[Extracted data entries]
----------------

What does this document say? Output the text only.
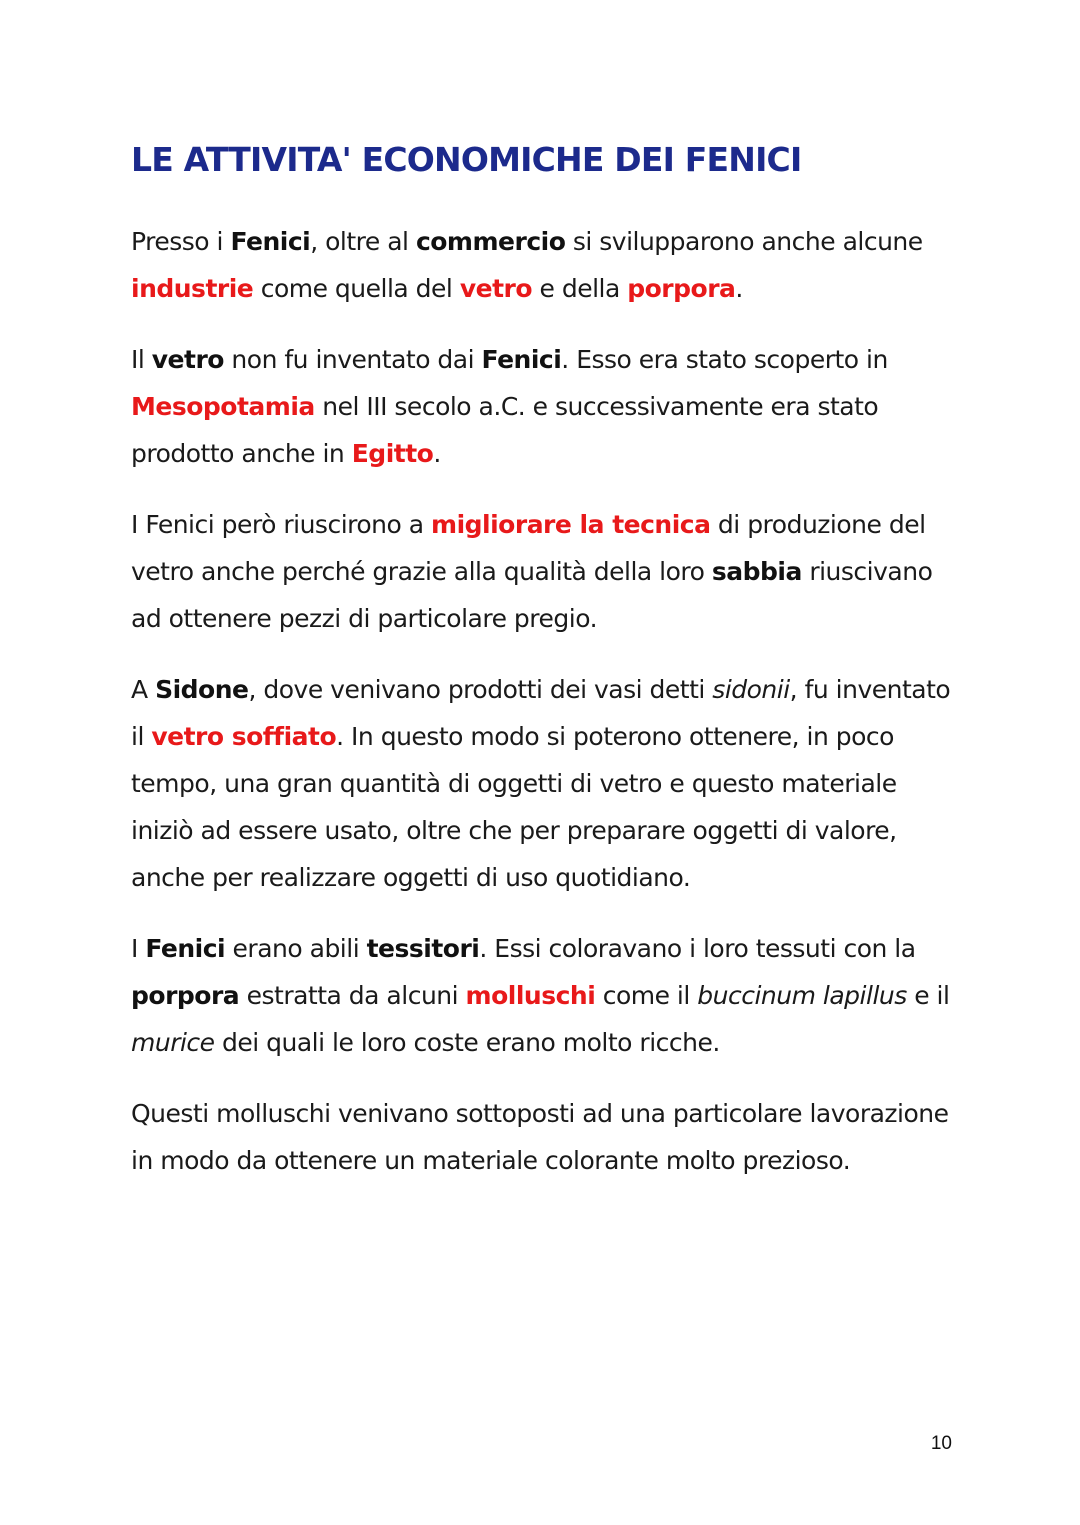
LE ATTIVITA' ECONOMICHE DEI FENICI

Presso i Fenici, oltre al commercio si svilupparono anche alcune industrie come quella del vetro e della porpora.

Il vetro non fu inventato dai Fenici. Esso era stato scoperto in Mesopotamia nel III secolo a.C. e successivamente era stato prodotto anche in Egitto.

I Fenici però riuscirono a migliorare la tecnica di produzione del vetro anche perché grazie alla qualità della loro sabbia riuscivano ad ottenere pezzi di particolare pregio.

A Sidone, dove venivano prodotti dei vasi detti sidonii, fu inventato il vetro soffiato. In questo modo si poterono ottenere, in poco tempo, una gran quantità di oggetti di vetro e questo materiale iniziò ad essere usato, oltre che per preparare oggetti di valore, anche per realizzare oggetti di uso quotidiano.

I Fenici erano abili tessitori. Essi coloravano i loro tessuti con la porpora estratta da alcuni molluschi come il buccinum lapillus e il murice dei quali le loro coste erano molto ricche.

Questi molluschi venivano sottoposti ad una particolare lavorazione in modo da ottenere un materiale colorante molto prezioso.

10
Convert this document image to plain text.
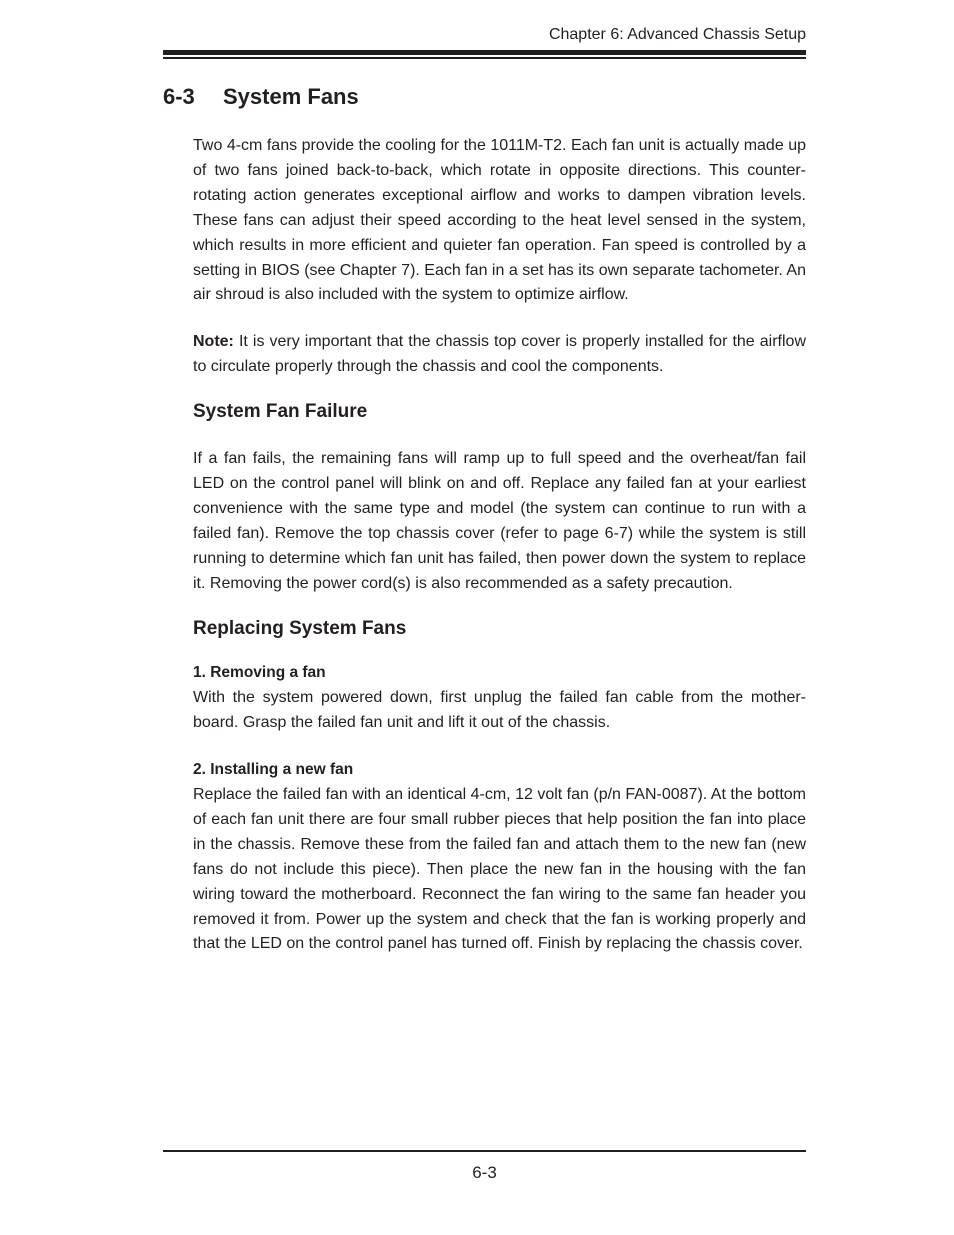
Chapter 6: Advanced Chassis Setup

6-3 System Fans

Two 4-cm fans provide the cooling for the 1011M-T2. Each fan unit is actually made up of two fans joined back-to-back, which rotate in opposite directions. This counter-rotating action generates exceptional airflow and works to dampen vibration levels. These fans can adjust their speed according to the heat level sensed in the system, which results in more efficient and quieter fan operation. Fan speed is controlled by a setting in BIOS (see Chapter 7). Each fan in a set has its own separate tachometer. An air shroud is also included with the system to optimize airflow.

Note: It is very important that the chassis top cover is properly installed for the airflow to circulate properly through the chassis and cool the components.

System Fan Failure

If a fan fails, the remaining fans will ramp up to full speed and the overheat/fan fail LED on the control panel will blink on and off. Replace any failed fan at your earliest convenience with the same type and model (the system can continue to run with a failed fan). Remove the top chassis cover (refer to page 6-7) while the system is still running to determine which fan unit has failed, then power down the system to replace it. Removing the power cord(s) is also recommended as a safety precaution.

Replacing System Fans
1. Removing a fan

With the system powered down, first unplug the failed fan cable from the mother-board. Grasp the failed fan unit and lift it out of the chassis.

2. Installing a new fan

Replace the failed fan with an identical 4-cm, 12 volt fan (p/n FAN-0087). At the bottom of each fan unit there are four small rubber pieces that help position the fan into place in the chassis. Remove these from the failed fan and attach them to the new fan (new fans do not include this piece). Then place the new fan in the housing with the fan wiring toward the motherboard. Reconnect the fan wiring to the same fan header you removed it from. Power up the system and check that the fan is working properly and that the LED on the control panel has turned off. Finish by replacing the chassis cover.

6-3
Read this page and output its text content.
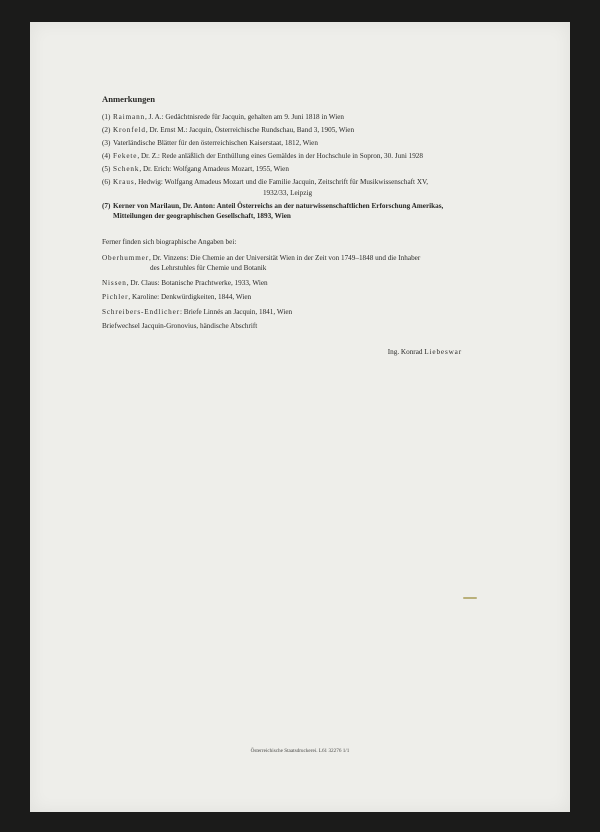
Anmerkungen
(1) Raimann, J. A.: Gedächtnisrede für Jacquin, gehalten am 9. Juni 1818 in Wien
(2) Kronfeld, Dr. Ernst M.: Jacquin, Österreichische Rundschau, Band 3, 1905, Wien
(3) Vaterländische Blätter für den österreichischen Kaiserstaat, 1812, Wien
(4) Fekete, Dr. Z.: Rede anläßlich der Enthüllung eines Gemäldes in der Hochschule in Sopron, 30. Juni 1928
(5) Schenk, Dr. Erich: Wolfgang Amadeus Mozart, 1955, Wien
(6) Kraus, Hedwig: Wolfgang Amadeus Mozart und die Familie Jacquin, Zeitschrift für Musikwissenschaft XV,
1932/33, Leipzig
(7) Kerner von Marilaun, Dr. Anton: Anteil Österreichs an der naturwissenschaftlichen Erforschung Amerikas, Mitteilungen der geographischen Gesellschaft, 1893, Wien
Ferner finden sich biographische Angaben bei:
Oberhummer, Dr. Vinzens: Die Chemie an der Universität Wien in der Zeit von 1749–1848 und die Inhaber
des Lehrstuhles für Chemie und Botanik
Nissen, Dr. Claus: Botanische Prachtwerke, 1933, Wien
Pichler, Karoline: Denkwürdigkeiten, 1844, Wien
Schreibers-Endlicher: Briefe Linnés an Jacquin, 1841, Wien
Briefwechsel Jacquin-Gronovius, händische Abschrift
Ing. Konrad Liebeswar
Österreichische Staatsdruckerei. L61 32276 1/1
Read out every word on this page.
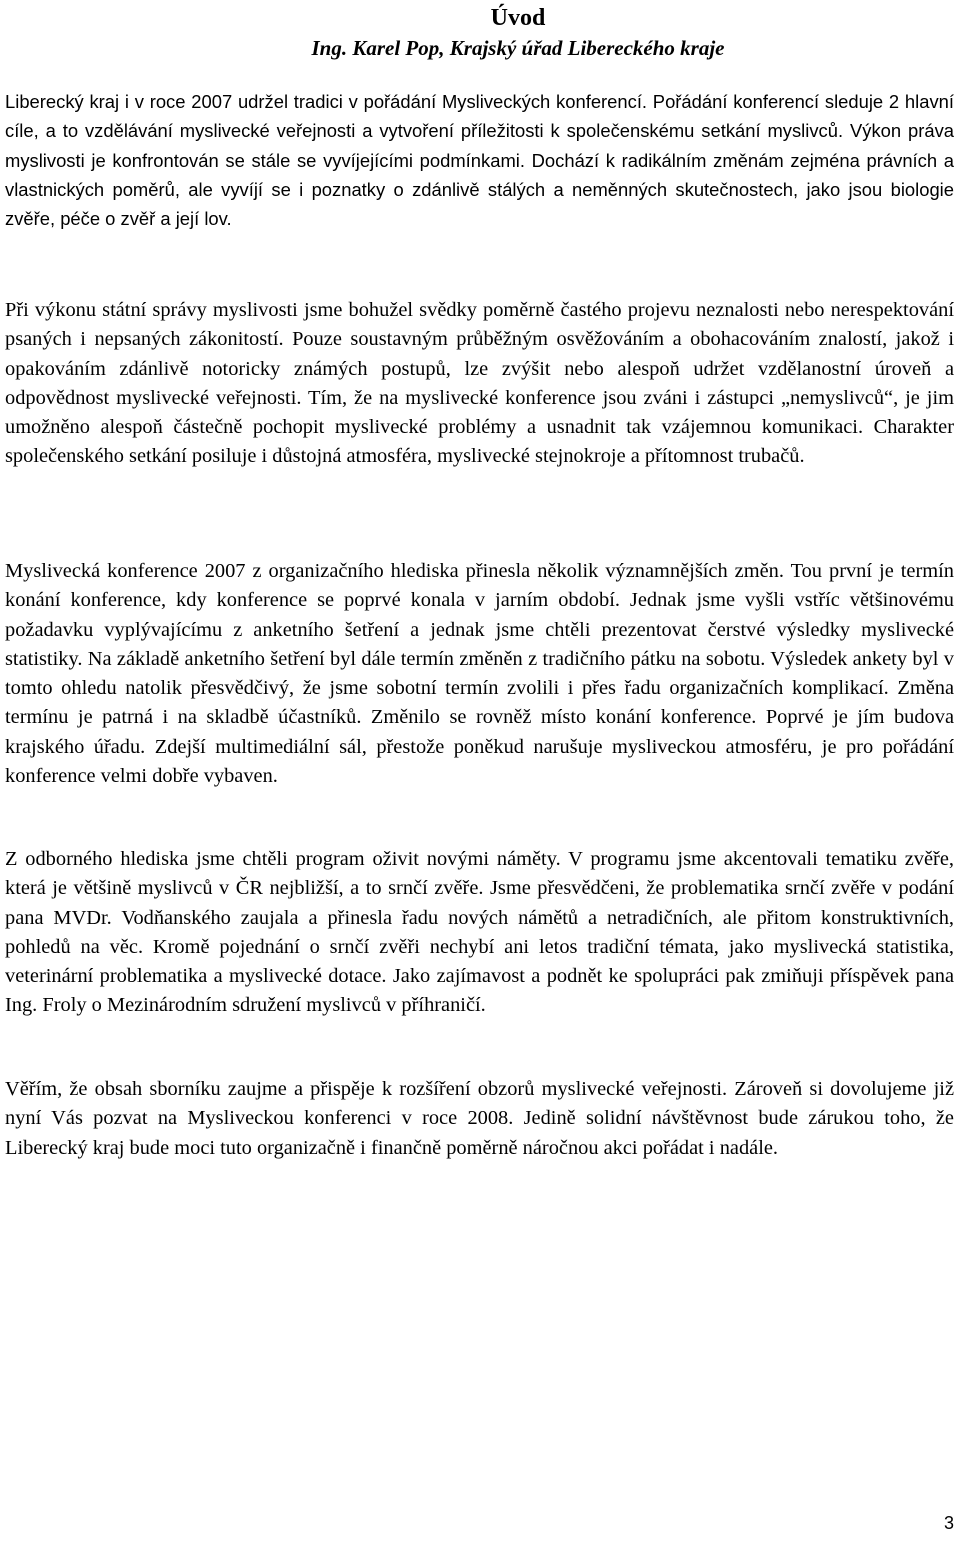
Úvod

Ing. Karel Pop, Krajský úřad Libereckého kraje

Liberecký kraj i v roce 2007 udržel tradici v pořádání Mysliveckých konferencí. Pořádání konferencí sleduje 2 hlavní cíle, a to vzdělávání myslivecké veřejnosti a vytvoření příležitosti k společenskému setkání myslivců. Výkon práva myslivosti je konfrontován se stále se vyvíjejícími podmínkami. Dochází k radikálním změnám zejména právních a vlastnických poměrů, ale vyvíjí se i poznatky o zdánlivě stálých a neměnných skutečnostech, jako jsou biologie zvěře, péče o zvěř a její lov.

Při výkonu státní správy myslivosti jsme bohužel svědky poměrně častého projevu neznalosti nebo nerespektování psaných i nepsaných zákonitostí. Pouze soustavným průběžným osvěžováním a obohacováním znalostí, jakož i opakováním zdánlivě notoricky známých postupů, lze zvýšit nebo alespoň udržet vzdělanostní úroveň a odpovědnost myslivecké veřejnosti. Tím, že na myslivecké konference jsou zváni i zástupci „nemyslivců“, je jim umožněno alespoň částečně pochopit myslivecké problémy a usnadnit tak vzájemnou komunikaci. Charakter společenského setkání posiluje i důstojná atmosféra, myslivecké stejnokroje a přítomnost trubačů.

Myslivecká konference 2007 z organizačního hlediska přinesla několik významnějších změn. Tou první je termín konání konference, kdy konference se poprvé konala v jarním období. Jednak jsme vyšli vstříc většinovému požadavku vyplývajícímu z anketního šetření a jednak jsme chtěli prezentovat čerstvé výsledky myslivecké statistiky. Na základě anketního šetření byl dále termín změněn z tradičního pátku na sobotu. Výsledek ankety byl v tomto ohledu natolik přesvědčivý, že jsme sobotní termín zvolili i přes řadu organizačních komplikací. Změna termínu je patrná i na skladbě účastníků. Změnilo se rovněž místo konání konference. Poprvé je jím budova krajského úřadu. Zdejší multimediální sál, přestože poněkud narušuje mysliveckou atmosféru, je pro pořádání konference velmi dobře vybaven.

Z odborného hlediska jsme chtěli program oživit novými náměty. V programu jsme akcentovali tematiku zvěře, která je většině myslivců v ČR nejbližší, a to srnčí zvěře. Jsme přesvědčeni, že problematika srnčí zvěře v podání pana MVDr. Vodňanského zaujala a přinesla řadu nových námětů a netradičních, ale přitom konstruktivních, pohledů na věc. Kromě pojednání o srnčí zvěři nechybí ani letos tradiční témata, jako myslivecká statistika, veterinární problematika a myslivecké dotace. Jako zajímavost a podnět ke spolupráci pak zmiňuji příspěvek pana Ing. Froly o Mezinárodním sdružení myslivců v příhraničí.

Věřím, že obsah sborníku zaujme a přispěje k rozšíření obzorů myslivecké veřejnosti. Zároveň si dovolujeme již nyní Vás pozvat na Mysliveckou konferenci v roce 2008. Jedině solidní návštěvnost bude zárukou toho, že Liberecký kraj bude moci tuto organizačně i finančně poměrně náročnou akci pořádat i nadále.

3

----------------

Requirement:
Copy out every line holding the string "text".

Response to this exercise:
What does this document say? Output the text only.
Convert this document image to plain text.
Read this page and output its text content.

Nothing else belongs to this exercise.